*** RECORDS SHOWN ***

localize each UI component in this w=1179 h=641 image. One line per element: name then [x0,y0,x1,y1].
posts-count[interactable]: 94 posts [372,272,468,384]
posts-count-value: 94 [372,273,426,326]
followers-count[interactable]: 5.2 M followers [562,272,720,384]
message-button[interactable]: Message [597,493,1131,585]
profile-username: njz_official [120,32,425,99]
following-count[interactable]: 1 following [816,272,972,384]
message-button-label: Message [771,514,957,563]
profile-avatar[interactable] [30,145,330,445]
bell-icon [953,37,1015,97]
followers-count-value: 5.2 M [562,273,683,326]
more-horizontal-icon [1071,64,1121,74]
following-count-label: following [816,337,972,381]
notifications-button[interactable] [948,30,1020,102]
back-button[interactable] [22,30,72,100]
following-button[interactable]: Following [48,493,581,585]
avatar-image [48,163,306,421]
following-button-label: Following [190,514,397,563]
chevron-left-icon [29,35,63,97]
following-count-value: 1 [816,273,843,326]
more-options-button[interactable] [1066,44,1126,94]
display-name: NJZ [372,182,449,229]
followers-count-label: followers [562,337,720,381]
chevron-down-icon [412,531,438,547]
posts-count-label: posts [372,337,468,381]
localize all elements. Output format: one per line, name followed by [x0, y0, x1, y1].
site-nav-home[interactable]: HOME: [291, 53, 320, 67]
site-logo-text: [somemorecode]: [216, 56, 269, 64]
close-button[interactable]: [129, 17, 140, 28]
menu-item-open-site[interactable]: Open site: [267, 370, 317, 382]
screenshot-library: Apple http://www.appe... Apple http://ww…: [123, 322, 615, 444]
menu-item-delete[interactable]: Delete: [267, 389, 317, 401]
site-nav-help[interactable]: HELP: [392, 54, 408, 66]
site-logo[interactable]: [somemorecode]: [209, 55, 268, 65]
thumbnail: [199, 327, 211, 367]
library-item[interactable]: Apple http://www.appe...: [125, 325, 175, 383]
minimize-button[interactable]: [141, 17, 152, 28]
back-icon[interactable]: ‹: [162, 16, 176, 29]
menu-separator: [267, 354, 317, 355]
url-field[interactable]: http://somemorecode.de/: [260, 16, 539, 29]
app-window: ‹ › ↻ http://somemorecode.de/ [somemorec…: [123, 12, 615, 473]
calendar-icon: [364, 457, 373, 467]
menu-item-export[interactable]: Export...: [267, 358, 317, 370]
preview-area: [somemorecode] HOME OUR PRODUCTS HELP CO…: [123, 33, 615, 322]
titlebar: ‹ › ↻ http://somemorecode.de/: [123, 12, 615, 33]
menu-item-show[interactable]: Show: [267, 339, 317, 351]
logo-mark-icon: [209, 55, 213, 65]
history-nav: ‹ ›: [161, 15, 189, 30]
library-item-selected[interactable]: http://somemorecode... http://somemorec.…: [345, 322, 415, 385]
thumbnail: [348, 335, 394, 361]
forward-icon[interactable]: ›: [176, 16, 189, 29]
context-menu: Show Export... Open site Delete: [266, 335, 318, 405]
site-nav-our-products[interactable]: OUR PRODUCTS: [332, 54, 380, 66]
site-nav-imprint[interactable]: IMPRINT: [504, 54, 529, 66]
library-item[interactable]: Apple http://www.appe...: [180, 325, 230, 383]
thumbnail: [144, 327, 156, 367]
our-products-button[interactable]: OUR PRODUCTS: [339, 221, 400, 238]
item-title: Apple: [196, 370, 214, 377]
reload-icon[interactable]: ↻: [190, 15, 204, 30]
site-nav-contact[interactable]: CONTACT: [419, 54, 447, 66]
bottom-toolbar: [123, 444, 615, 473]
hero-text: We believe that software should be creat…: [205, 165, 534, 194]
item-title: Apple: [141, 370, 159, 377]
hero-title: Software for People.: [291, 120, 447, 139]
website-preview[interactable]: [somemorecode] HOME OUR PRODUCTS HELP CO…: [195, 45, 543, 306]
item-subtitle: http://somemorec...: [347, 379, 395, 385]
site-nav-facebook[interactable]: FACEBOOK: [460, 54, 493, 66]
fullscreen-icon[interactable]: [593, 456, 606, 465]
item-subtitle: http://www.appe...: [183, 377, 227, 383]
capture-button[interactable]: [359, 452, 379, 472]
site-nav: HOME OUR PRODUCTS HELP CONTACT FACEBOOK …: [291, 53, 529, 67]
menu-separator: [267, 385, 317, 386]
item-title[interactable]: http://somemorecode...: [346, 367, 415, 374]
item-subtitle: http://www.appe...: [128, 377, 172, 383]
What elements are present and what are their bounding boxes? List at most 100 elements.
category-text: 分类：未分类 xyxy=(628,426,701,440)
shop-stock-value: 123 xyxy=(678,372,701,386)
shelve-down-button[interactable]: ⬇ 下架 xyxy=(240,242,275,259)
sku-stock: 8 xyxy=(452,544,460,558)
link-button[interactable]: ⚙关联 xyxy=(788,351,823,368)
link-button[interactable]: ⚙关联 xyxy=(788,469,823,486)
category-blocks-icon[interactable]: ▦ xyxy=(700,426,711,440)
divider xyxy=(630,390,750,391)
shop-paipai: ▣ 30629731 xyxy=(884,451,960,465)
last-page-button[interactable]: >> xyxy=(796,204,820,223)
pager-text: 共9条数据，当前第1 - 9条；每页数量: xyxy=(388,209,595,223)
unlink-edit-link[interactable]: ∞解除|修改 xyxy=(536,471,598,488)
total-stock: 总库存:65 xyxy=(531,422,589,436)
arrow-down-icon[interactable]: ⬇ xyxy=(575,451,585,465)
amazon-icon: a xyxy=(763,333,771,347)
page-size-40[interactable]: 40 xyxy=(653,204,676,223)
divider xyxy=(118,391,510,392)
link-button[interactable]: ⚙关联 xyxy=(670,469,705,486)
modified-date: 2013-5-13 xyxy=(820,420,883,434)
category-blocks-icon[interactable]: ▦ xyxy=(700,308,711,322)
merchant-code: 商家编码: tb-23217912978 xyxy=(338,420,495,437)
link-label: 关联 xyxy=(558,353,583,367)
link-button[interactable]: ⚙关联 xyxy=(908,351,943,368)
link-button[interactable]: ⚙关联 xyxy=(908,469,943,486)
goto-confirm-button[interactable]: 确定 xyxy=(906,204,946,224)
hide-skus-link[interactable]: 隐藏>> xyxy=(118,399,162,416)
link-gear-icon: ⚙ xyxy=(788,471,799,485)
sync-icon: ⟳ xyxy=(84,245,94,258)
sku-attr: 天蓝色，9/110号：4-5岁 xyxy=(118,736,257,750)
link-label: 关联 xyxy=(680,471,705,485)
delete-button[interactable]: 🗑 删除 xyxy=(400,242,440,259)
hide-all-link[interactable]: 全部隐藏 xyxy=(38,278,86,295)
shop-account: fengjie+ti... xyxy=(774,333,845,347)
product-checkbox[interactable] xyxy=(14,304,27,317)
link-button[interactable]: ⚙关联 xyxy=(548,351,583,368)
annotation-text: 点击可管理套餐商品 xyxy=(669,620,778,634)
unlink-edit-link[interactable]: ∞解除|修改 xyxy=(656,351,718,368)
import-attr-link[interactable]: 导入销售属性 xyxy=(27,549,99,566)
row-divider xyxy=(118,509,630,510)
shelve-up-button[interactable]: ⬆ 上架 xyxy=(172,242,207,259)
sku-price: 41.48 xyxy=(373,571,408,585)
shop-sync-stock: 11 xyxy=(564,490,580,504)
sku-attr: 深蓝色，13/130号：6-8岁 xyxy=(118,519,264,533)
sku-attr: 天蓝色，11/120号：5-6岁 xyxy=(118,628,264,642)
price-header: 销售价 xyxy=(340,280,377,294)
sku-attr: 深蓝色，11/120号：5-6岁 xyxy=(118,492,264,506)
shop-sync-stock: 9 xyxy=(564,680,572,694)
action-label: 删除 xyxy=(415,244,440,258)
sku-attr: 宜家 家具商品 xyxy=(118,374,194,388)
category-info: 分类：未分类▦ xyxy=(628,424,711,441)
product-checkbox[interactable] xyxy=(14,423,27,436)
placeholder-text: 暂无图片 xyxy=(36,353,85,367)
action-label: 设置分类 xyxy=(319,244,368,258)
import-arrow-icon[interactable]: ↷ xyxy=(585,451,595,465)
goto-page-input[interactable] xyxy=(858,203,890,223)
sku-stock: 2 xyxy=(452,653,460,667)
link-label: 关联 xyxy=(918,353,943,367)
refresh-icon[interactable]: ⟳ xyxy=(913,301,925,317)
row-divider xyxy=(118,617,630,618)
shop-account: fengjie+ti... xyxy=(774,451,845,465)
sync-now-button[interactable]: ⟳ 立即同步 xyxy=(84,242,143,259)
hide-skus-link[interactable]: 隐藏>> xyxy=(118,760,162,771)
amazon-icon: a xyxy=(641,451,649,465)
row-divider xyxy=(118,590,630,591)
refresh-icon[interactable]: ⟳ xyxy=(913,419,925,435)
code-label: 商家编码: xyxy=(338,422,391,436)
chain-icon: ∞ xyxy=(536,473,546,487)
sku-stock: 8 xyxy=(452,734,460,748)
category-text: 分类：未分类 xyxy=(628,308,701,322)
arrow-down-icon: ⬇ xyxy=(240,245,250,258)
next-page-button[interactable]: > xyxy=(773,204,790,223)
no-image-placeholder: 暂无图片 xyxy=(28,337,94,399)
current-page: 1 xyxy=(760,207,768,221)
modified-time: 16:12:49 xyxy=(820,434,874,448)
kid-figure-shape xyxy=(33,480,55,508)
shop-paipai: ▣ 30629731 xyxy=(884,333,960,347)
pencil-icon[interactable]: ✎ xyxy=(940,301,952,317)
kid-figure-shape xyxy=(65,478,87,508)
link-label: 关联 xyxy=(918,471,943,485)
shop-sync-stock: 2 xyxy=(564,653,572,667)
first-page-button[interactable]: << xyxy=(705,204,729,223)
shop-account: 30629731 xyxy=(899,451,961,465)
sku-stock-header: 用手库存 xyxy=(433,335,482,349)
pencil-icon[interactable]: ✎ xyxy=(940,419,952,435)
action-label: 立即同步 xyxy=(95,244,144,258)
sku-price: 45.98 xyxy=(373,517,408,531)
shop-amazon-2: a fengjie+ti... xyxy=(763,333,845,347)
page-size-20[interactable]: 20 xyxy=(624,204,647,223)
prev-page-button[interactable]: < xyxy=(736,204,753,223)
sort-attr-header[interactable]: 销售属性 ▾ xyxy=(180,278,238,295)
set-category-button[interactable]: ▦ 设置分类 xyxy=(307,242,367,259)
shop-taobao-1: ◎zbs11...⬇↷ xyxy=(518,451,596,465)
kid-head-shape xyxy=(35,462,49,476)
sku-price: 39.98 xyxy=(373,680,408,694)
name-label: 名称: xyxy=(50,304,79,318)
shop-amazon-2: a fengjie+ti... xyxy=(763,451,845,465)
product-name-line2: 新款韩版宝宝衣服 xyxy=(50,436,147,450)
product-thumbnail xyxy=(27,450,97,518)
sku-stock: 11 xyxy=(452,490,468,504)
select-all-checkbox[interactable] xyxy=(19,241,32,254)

***

OBJECTIVE:
Please pull out every line of the material above that contains the string "profile" and copy each one unchanged. Matching is case-sensitive.

COMPLETE RESPONSE:
profile-username: njz_official [120,32,425,99]
profile-avatar[interactable] [30,145,330,445]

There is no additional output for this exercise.